▶ WRITTEN TASK:
Determine how many lines of the entries contain "себя". Reply with that number alone.

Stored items
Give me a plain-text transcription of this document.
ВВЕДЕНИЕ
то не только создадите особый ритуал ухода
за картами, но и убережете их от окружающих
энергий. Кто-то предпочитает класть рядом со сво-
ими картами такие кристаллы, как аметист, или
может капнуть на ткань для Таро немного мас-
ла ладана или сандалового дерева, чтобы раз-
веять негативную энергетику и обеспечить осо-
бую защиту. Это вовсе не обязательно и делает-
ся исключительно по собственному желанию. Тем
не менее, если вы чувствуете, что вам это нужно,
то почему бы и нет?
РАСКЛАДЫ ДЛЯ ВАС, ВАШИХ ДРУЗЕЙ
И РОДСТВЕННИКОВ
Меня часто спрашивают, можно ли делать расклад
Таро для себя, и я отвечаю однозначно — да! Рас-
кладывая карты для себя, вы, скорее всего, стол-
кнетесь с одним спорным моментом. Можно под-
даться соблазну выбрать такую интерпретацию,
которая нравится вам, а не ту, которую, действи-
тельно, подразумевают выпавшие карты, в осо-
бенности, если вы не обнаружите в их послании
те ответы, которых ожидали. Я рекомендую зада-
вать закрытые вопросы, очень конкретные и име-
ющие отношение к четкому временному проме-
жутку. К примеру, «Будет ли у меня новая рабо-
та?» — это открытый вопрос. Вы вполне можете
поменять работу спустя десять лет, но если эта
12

▶ SOLUTION:
2